# [WHAT YOU HAVE TO DO]
Copy out the listing below, substituting "separator" for every occurrence of "divider" and leaving everything else unchanged.

# [DATASET ROWS]
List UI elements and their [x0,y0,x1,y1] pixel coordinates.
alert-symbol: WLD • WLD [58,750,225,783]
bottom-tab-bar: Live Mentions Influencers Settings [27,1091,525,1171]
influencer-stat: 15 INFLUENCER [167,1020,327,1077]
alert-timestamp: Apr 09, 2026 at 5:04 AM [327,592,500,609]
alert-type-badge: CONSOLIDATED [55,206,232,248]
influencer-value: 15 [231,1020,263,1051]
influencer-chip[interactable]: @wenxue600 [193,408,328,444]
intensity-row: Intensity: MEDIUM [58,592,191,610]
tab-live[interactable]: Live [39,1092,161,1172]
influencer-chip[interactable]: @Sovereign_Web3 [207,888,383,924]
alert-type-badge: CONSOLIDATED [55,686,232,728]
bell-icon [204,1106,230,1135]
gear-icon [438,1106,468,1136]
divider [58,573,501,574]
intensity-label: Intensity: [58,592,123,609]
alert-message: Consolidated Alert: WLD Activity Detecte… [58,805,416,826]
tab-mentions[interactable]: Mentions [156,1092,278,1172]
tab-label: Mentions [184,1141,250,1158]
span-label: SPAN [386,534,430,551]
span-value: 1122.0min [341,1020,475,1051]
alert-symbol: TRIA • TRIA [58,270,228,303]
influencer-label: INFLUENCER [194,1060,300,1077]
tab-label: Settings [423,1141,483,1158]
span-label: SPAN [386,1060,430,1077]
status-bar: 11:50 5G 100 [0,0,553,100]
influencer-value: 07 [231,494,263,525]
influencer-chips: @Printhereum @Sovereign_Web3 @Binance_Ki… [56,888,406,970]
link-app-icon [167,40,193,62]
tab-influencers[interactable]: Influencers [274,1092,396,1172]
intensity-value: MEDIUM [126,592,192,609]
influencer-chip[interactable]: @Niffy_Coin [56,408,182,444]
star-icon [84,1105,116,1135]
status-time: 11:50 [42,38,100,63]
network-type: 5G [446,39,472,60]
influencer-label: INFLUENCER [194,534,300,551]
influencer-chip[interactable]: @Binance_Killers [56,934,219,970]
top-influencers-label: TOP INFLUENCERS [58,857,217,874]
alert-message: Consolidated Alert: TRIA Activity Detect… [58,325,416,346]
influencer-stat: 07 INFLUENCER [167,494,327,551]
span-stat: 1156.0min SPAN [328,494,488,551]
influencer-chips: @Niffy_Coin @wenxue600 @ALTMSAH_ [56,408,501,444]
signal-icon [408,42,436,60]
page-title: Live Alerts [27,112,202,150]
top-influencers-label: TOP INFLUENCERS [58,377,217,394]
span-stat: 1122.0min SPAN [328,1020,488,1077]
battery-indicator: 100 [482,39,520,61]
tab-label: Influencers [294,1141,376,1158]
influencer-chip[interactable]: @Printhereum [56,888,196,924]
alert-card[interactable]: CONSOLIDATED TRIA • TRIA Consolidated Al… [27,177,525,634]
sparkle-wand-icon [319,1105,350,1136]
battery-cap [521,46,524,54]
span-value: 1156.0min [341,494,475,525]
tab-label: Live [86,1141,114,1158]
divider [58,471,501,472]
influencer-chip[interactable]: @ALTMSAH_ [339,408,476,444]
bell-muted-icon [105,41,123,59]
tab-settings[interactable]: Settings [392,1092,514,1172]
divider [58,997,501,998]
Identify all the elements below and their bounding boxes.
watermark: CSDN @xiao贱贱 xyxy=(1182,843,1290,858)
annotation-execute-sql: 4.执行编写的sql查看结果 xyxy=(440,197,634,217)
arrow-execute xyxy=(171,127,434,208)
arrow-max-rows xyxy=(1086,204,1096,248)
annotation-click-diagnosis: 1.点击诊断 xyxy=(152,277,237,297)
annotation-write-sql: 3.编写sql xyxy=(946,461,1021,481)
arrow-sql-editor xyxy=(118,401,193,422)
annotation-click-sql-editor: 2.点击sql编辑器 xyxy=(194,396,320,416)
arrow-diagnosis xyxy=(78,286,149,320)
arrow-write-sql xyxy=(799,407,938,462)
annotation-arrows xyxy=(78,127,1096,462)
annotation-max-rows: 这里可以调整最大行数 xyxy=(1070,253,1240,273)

# [OUTPUT OF THE EXERCISE]
List UI elements and their [x0,y0,x1,y1] pixel coordinates.
alert-symbol: WLD • WLD [58,750,225,783]
bottom-tab-bar: Live Mentions Influencers Settings [27,1091,525,1171]
influencer-stat: 15 INFLUENCER [167,1020,327,1077]
alert-timestamp: Apr 09, 2026 at 5:04 AM [327,592,500,609]
alert-type-badge: CONSOLIDATED [55,206,232,248]
influencer-value: 15 [231,1020,263,1051]
influencer-chip[interactable]: @wenxue600 [193,408,328,444]
intensity-row: Intensity: MEDIUM [58,592,191,610]
tab-live[interactable]: Live [39,1092,161,1172]
influencer-chip[interactable]: @Sovereign_Web3 [207,888,383,924]
alert-type-badge: CONSOLIDATED [55,686,232,728]
bell-icon [204,1106,230,1135]
gear-icon [438,1106,468,1136]
separator [58,573,501,574]
intensity-label: Intensity: [58,592,123,609]
alert-message: Consolidated Alert: WLD Activity Detecte… [58,805,416,826]
tab-mentions[interactable]: Mentions [156,1092,278,1172]
tab-label: Mentions [184,1141,250,1158]
span-label: SPAN [386,534,430,551]
span-value: 1122.0min [341,1020,475,1051]
alert-symbol: TRIA • TRIA [58,270,228,303]
influencer-label: INFLUENCER [194,1060,300,1077]
tab-label: Settings [423,1141,483,1158]
span-label: SPAN [386,1060,430,1077]
status-bar: 11:50 5G 100 [0,0,553,100]
influencer-value: 07 [231,494,263,525]
influencer-chips: @Printhereum @Sovereign_Web3 @Binance_Ki… [56,888,406,970]
link-app-icon [167,40,193,62]
tab-influencers[interactable]: Influencers [274,1092,396,1172]
intensity-value: MEDIUM [126,592,192,609]
influencer-chip[interactable]: @Niffy_Coin [56,408,182,444]
star-icon [84,1105,116,1135]
status-time: 11:50 [42,38,100,63]
network-type: 5G [446,39,472,60]
influencer-label: INFLUENCER [194,534,300,551]
influencer-chip[interactable]: @Binance_Killers [56,934,219,970]
top-influencers-label: TOP INFLUENCERS [58,857,217,874]
alert-message: Consolidated Alert: TRIA Activity Detect… [58,325,416,346]
influencer-stat: 07 INFLUENCER [167,494,327,551]
span-stat: 1156.0min SPAN [328,494,488,551]
influencer-chips: @Niffy_Coin @wenxue600 @ALTMSAH_ [56,408,501,444]
signal-icon [408,42,436,60]
page-title: Live Alerts [27,112,202,150]
top-influencers-label: TOP INFLUENCERS [58,377,217,394]
span-stat: 1122.0min SPAN [328,1020,488,1077]
battery-indicator: 100 [482,39,520,61]
tab-label: Influencers [294,1141,376,1158]
influencer-chip[interactable]: @Printhereum [56,888,196,924]
alert-card[interactable]: CONSOLIDATED TRIA • TRIA Consolidated Al… [27,177,525,634]
sparkle-wand-icon [319,1105,350,1136]
battery-cap [521,46,524,54]
span-value: 1156.0min [341,494,475,525]
tab-label: Live [86,1141,114,1158]
separator [58,471,501,472]
influencer-chip[interactable]: @ALTMSAH_ [339,408,476,444]
bell-muted-icon [105,41,123,59]
tab-settings[interactable]: Settings [392,1092,514,1172]
separator [58,997,501,998]
Identify all the elements below and their bounding boxes.
watermark: CSDN @xiao贱贱 xyxy=(1182,843,1290,858)
annotation-execute-sql: 4.执行编写的sql查看结果 xyxy=(440,197,634,217)
arrow-execute xyxy=(171,127,434,208)
arrow-max-rows xyxy=(1086,204,1096,248)
annotation-click-diagnosis: 1.点击诊断 xyxy=(152,277,237,297)
annotation-write-sql: 3.编写sql xyxy=(946,461,1021,481)
arrow-sql-editor xyxy=(118,401,193,422)
annotation-click-sql-editor: 2.点击sql编辑器 xyxy=(194,396,320,416)
arrow-diagnosis xyxy=(78,286,149,320)
arrow-write-sql xyxy=(799,407,938,462)
annotation-arrows xyxy=(78,127,1096,462)
annotation-max-rows: 这里可以调整最大行数 xyxy=(1070,253,1240,273)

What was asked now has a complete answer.